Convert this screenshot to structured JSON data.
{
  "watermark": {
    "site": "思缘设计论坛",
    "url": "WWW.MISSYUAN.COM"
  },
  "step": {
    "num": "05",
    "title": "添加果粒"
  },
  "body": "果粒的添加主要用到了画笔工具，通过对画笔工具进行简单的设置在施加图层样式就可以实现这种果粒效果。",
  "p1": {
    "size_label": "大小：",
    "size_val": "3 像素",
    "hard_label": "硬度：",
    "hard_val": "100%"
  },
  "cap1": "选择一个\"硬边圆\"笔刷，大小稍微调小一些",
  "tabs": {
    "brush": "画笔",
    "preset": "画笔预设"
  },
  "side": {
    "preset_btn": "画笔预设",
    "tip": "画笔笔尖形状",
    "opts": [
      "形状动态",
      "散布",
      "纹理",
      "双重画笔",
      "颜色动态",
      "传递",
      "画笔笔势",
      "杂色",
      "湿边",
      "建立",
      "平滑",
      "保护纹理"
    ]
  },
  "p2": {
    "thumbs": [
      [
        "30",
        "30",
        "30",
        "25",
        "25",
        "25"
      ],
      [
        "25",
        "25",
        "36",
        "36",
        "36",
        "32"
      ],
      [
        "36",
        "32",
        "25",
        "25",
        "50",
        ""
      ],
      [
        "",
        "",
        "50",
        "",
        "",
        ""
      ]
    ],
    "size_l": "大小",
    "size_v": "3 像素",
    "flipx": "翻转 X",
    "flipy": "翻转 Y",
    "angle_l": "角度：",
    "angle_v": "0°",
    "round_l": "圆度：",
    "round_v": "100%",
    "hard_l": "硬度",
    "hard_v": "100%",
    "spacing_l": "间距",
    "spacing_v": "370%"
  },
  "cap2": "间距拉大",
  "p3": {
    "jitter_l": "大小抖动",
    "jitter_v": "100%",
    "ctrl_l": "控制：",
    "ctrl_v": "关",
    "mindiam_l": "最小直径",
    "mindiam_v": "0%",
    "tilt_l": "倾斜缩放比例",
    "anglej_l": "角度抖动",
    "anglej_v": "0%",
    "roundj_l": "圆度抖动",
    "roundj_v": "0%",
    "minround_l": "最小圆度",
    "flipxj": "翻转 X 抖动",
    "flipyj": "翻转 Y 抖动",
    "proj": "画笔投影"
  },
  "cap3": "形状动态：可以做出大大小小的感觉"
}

####################

Aim —
Write the whole listing out again. Keep every line exactly as it is.

Exercise answer —
Convert this screenshot to structured JSON data.
{
  "watermark": {
    "site": "思缘设计论坛",
    "url": "WWW.MISSYUAN.COM"
  },
  "step": {
    "num": "05",
    "title": "添加果粒"
  },
  "body": "果粒的添加主要用到了画笔工具，通过对画笔工具进行简单的设置在施加图层样式就可以实现这种果粒效果。",
  "p1": {
    "size_label": "大小：",
    "size_val": "3 像素",
    "hard_label": "硬度：",
    "hard_val": "100%"
  },
  "cap1": "选择一个\"硬边圆\"笔刷，大小稍微调小一些",
  "tabs": {
    "brush": "画笔",
    "preset": "画笔预设"
  },
  "side": {
    "preset_btn": "画笔预设",
    "tip": "画笔笔尖形状",
    "opts": [
      "形状动态",
      "散布",
      "纹理",
      "双重画笔",
      "颜色动态",
      "传递",
      "画笔笔势",
      "杂色",
      "湿边",
      "建立",
      "平滑",
      "保护纹理"
    ]
  },
  "p2": {
    "thumbs": [
      [
        "30",
        "30",
        "30",
        "25",
        "25",
        "25"
      ],
      [
        "25",
        "25",
        "36",
        "36",
        "36",
        "32"
      ],
      [
        "36",
        "32",
        "25",
        "25",
        "50",
        ""
      ],
      [
        "",
        "",
        "50",
        "",
        "",
        ""
      ]
    ],
    "size_l": "大小",
    "size_v": "3 像素",
    "flipx": "翻转 X",
    "flipy": "翻转 Y",
    "angle_l": "角度：",
    "angle_v": "0°",
    "round_l": "圆度：",
    "round_v": "100%",
    "hard_l": "硬度",
    "hard_v": "100%",
    "spacing_l": "间距",
    "spacing_v": "370%"
  },
  "cap2": "间距拉大",
  "p3": {
    "jitter_l": "大小抖动",
    "jitter_v": "100%",
    "ctrl_l": "控制：",
    "ctrl_v": "关",
    "mindiam_l": "最小直径",
    "mindiam_v": "0%",
    "tilt_l": "倾斜缩放比例",
    "anglej_l": "角度抖动",
    "anglej_v": "0%",
    "roundj_l": "圆度抖动",
    "roundj_v": "0%",
    "minround_l": "最小圆度",
    "flipxj": "翻转 X 抖动",
    "flipyj": "翻转 Y 抖动",
    "proj": "画笔投影"
  },
  "cap3": "形状动态：可以做出大大小小的感觉"
}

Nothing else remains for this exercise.